WHAT THE EXERCISE ASKS: Find the lines of data that contain the string "very", then list them.

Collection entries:
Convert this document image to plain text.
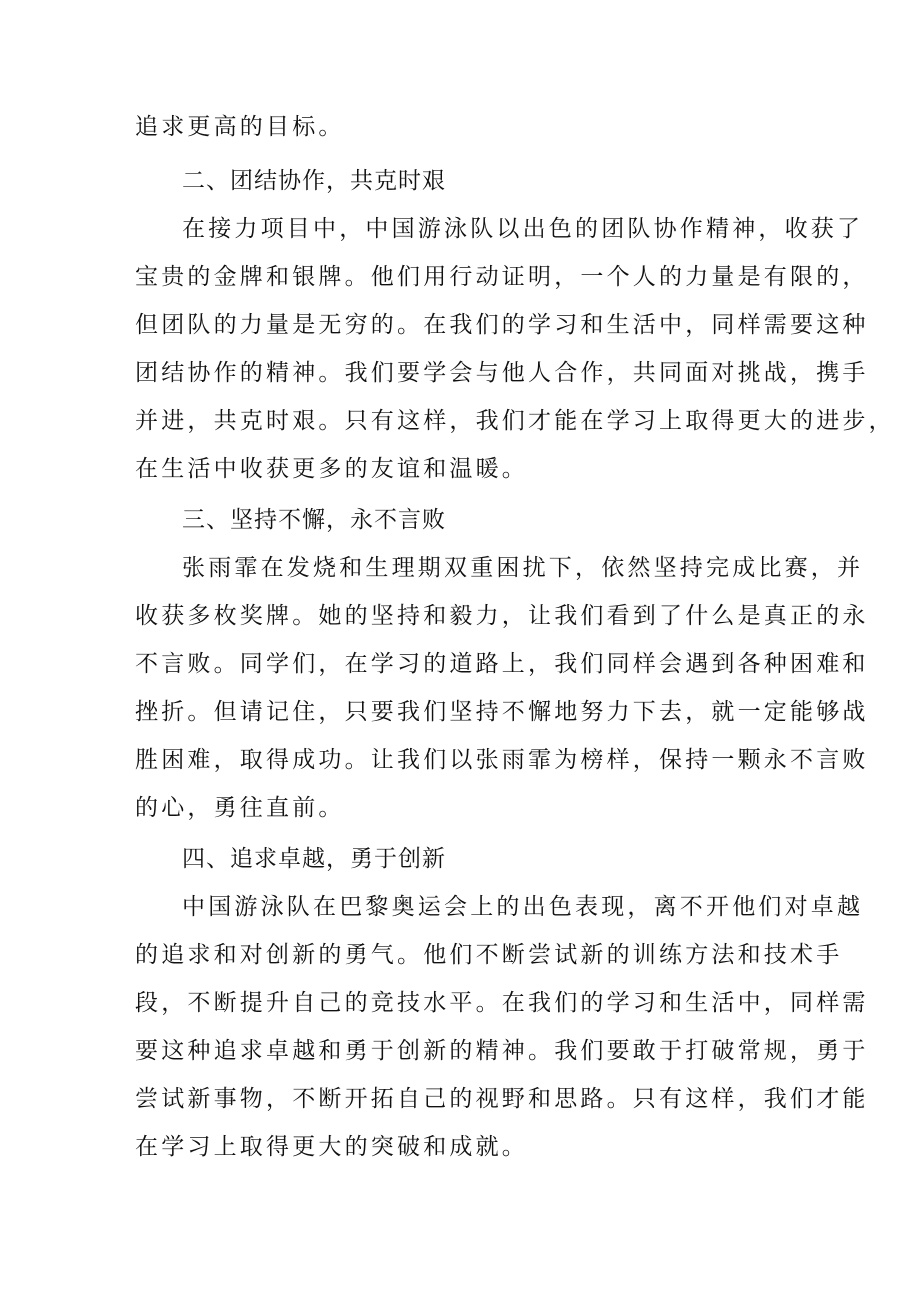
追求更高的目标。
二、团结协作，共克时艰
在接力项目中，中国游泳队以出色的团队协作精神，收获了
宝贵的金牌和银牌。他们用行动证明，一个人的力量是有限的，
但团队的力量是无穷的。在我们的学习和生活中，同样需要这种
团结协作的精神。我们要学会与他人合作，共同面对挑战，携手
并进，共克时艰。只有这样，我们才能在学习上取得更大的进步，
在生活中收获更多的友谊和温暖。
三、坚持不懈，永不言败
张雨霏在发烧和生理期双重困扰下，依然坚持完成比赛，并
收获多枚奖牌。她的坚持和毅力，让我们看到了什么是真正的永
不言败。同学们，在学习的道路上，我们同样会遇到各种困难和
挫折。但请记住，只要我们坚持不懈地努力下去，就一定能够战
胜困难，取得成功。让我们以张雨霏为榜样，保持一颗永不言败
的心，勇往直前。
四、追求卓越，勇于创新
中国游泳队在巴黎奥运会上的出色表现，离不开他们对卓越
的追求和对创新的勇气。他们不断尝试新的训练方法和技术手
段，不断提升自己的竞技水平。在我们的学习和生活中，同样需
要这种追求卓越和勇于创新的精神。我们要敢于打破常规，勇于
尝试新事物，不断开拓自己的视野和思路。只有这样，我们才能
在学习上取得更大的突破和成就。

* * *

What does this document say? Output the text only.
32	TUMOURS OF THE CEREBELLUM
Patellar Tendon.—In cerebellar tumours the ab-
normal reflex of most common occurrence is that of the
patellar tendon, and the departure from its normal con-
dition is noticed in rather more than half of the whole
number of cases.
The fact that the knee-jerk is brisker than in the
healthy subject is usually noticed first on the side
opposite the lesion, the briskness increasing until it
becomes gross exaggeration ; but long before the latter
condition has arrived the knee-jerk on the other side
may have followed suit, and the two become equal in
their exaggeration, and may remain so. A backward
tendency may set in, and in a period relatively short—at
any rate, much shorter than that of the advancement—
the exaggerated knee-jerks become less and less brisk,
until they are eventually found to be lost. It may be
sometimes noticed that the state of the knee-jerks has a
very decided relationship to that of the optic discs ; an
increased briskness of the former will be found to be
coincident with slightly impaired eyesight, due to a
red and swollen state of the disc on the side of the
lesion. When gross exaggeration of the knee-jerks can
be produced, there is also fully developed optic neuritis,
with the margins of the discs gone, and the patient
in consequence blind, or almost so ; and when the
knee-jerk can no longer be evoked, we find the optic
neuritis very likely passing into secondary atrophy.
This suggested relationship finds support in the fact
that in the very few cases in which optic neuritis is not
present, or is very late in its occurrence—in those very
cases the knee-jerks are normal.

TASK OUTPUT:
very decided relationship to that of the optic discs ; an
neuritis very likely passing into secondary atrophy.
that in the very few cases in which optic neuritis is not
present, or is very late in its occurrence—in those very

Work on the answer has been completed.